- [WHAT IS NEEDED]: Reproduce the material in full, exactly as written.

- [MATERIAL]:
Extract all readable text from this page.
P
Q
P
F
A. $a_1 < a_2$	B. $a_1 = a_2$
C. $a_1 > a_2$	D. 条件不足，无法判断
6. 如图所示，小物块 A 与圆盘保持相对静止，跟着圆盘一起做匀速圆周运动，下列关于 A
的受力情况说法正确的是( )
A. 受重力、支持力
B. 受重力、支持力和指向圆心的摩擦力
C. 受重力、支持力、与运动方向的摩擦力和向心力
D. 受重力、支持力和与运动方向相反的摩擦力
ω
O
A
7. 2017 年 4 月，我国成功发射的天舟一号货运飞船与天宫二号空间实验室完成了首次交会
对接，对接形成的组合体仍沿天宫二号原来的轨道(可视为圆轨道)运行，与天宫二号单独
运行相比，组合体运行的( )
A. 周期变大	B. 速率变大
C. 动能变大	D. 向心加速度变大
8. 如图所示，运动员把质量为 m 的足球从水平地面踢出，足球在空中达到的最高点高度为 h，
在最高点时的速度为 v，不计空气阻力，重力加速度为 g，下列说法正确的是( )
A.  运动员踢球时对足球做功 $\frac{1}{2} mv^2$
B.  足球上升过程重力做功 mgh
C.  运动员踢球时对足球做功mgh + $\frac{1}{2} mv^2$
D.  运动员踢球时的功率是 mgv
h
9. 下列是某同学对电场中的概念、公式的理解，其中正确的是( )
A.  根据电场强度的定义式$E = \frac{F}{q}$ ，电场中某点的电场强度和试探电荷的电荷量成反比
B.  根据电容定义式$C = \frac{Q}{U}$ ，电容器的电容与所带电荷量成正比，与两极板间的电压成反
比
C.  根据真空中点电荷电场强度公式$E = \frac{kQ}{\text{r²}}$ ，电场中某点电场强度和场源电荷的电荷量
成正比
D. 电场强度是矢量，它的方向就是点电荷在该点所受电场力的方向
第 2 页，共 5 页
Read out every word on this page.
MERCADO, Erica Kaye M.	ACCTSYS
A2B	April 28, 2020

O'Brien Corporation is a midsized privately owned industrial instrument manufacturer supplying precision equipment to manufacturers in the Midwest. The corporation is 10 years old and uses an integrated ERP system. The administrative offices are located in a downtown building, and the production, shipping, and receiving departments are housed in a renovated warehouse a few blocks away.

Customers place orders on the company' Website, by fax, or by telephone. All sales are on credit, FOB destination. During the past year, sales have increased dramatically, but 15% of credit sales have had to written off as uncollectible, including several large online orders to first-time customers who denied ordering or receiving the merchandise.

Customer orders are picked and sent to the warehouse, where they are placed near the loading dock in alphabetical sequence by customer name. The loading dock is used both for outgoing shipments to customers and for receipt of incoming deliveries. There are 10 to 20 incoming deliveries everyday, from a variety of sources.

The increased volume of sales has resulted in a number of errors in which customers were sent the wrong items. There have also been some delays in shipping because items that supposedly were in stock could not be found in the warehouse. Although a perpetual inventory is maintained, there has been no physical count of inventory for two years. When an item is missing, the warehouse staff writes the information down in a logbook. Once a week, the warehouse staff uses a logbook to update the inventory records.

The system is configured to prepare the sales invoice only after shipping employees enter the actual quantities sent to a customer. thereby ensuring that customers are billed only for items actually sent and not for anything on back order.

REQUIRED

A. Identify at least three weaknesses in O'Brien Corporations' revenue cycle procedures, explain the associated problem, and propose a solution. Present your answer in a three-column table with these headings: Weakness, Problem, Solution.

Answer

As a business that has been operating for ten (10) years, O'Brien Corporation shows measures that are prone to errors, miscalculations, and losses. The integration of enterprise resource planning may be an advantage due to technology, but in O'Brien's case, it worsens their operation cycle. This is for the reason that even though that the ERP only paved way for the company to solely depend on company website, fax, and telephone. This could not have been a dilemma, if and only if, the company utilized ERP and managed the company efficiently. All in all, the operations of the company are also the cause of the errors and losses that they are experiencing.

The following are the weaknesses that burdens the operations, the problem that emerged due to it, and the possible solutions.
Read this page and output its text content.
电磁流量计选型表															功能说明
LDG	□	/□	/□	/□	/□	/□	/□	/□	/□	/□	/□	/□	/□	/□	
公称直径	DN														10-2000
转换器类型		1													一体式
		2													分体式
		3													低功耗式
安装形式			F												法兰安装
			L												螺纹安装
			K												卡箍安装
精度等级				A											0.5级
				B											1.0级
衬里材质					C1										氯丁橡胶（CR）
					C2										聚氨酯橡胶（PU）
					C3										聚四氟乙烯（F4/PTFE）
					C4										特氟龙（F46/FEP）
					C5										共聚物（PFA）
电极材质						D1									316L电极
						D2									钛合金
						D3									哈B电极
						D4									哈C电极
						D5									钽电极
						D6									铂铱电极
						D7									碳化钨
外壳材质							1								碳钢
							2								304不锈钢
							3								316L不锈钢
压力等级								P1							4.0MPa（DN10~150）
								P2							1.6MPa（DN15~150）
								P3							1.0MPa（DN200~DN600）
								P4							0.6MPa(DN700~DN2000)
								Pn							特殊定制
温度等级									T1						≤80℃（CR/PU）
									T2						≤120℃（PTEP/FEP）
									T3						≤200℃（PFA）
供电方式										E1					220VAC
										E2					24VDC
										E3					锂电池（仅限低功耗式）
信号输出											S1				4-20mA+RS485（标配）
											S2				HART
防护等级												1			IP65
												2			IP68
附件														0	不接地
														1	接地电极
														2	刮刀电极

- [RESPONSE TO THIS TASK]:
Extract all readable text from this page.
P
Q
P
F
A. $a_1 < a_2$	B. $a_1 = a_2$
C. $a_1 > a_2$	D. 条件不足，无法判断
6. 如图所示，小物块 A 与圆盘保持相对静止，跟着圆盘一起做匀速圆周运动，下列关于 A
的受力情况说法正确的是( )
A. 受重力、支持力
B. 受重力、支持力和指向圆心的摩擦力
C. 受重力、支持力、与运动方向的摩擦力和向心力
D. 受重力、支持力和与运动方向相反的摩擦力
ω
O
A
7. 2017 年 4 月，我国成功发射的天舟一号货运飞船与天宫二号空间实验室完成了首次交会
对接，对接形成的组合体仍沿天宫二号原来的轨道(可视为圆轨道)运行，与天宫二号单独
运行相比，组合体运行的( )
A. 周期变大	B. 速率变大
C. 动能变大	D. 向心加速度变大
8. 如图所示，运动员把质量为 m 的足球从水平地面踢出，足球在空中达到的最高点高度为 h，
在最高点时的速度为 v，不计空气阻力，重力加速度为 g，下列说法正确的是( )
A.  运动员踢球时对足球做功 $\frac{1}{2} mv^2$
B.  足球上升过程重力做功 mgh
C.  运动员踢球时对足球做功mgh + $\frac{1}{2} mv^2$
D.  运动员踢球时的功率是 mgv
h
9. 下列是某同学对电场中的概念、公式的理解，其中正确的是( )
A.  根据电场强度的定义式$E = \frac{F}{q}$ ，电场中某点的电场强度和试探电荷的电荷量成反比
B.  根据电容定义式$C = \frac{Q}{U}$ ，电容器的电容与所带电荷量成正比，与两极板间的电压成反
比
C.  根据真空中点电荷电场强度公式$E = \frac{kQ}{\text{r²}}$ ，电场中某点电场强度和场源电荷的电荷量
成正比
D. 电场强度是矢量，它的方向就是点电荷在该点所受电场力的方向
第 2 页，共 5 页
Read out every word on this page.
MERCADO, Erica Kaye M.	ACCTSYS
A2B	April 28, 2020

O'Brien Corporation is a midsized privately owned industrial instrument manufacturer supplying precision equipment to manufacturers in the Midwest. The corporation is 10 years old and uses an integrated ERP system. The administrative offices are located in a downtown building, and the production, shipping, and receiving departments are housed in a renovated warehouse a few blocks away.

Customers place orders on the company' Website, by fax, or by telephone. All sales are on credit, FOB destination. During the past year, sales have increased dramatically, but 15% of credit sales have had to written off as uncollectible, including several large online orders to first-time customers who denied ordering or receiving the merchandise.

Customer orders are picked and sent to the warehouse, where they are placed near the loading dock in alphabetical sequence by customer name. The loading dock is used both for outgoing shipments to customers and for receipt of incoming deliveries. There are 10 to 20 incoming deliveries everyday, from a variety of sources.

The increased volume of sales has resulted in a number of errors in which customers were sent the wrong items. There have also been some delays in shipping because items that supposedly were in stock could not be found in the warehouse. Although a perpetual inventory is maintained, there has been no physical count of inventory for two years. When an item is missing, the warehouse staff writes the information down in a logbook. Once a week, the warehouse staff uses a logbook to update the inventory records.

The system is configured to prepare the sales invoice only after shipping employees enter the actual quantities sent to a customer. thereby ensuring that customers are billed only for items actually sent and not for anything on back order.

REQUIRED

A. Identify at least three weaknesses in O'Brien Corporations' revenue cycle procedures, explain the associated problem, and propose a solution. Present your answer in a three-column table with these headings: Weakness, Problem, Solution.

Answer

As a business that has been operating for ten (10) years, O'Brien Corporation shows measures that are prone to errors, miscalculations, and losses. The integration of enterprise resource planning may be an advantage due to technology, but in O'Brien's case, it worsens their operation cycle. This is for the reason that even though that the ERP only paved way for the company to solely depend on company website, fax, and telephone. This could not have been a dilemma, if and only if, the company utilized ERP and managed the company efficiently. All in all, the operations of the company are also the cause of the errors and losses that they are experiencing.

The following are the weaknesses that burdens the operations, the problem that emerged due to it, and the possible solutions.
Read this page and output its text content.
电磁流量计选型表															功能说明
LDG	□	/□	/□	/□	/□	/□	/□	/□	/□	/□	/□	/□	/□	/□	
公称直径	DN														10-2000
转换器类型		1													一体式
		2													分体式
		3													低功耗式
安装形式			F												法兰安装
			L												螺纹安装
			K												卡箍安装
精度等级				A											0.5级
				B											1.0级
衬里材质					C1										氯丁橡胶（CR）
					C2										聚氨酯橡胶（PU）
					C3										聚四氟乙烯（F4/PTFE）
					C4										特氟龙（F46/FEP）
					C5										共聚物（PFA）
电极材质						D1									316L电极
						D2									钛合金
						D3									哈B电极
						D4									哈C电极
						D5									钽电极
						D6									铂铱电极
						D7									碳化钨
外壳材质							1								碳钢
							2								304不锈钢
							3								316L不锈钢
压力等级								P1							4.0MPa（DN10~150）
								P2							1.6MPa（DN15~150）
								P3							1.0MPa（DN200~DN600）
								P4							0.6MPa(DN700~DN2000)
								Pn							特殊定制
温度等级									T1						≤80℃（CR/PU）
									T2						≤120℃（PTEP/FEP）
									T3						≤200℃（PFA）
供电方式										E1					220VAC
										E2					24VDC
										E3					锂电池（仅限低功耗式）
信号输出											S1				4-20mA+RS485（标配）
											S2				HART
防护等级												1			IP65
												2			IP68
附件														0	不接地
														1	接地电极
														2	刮刀电极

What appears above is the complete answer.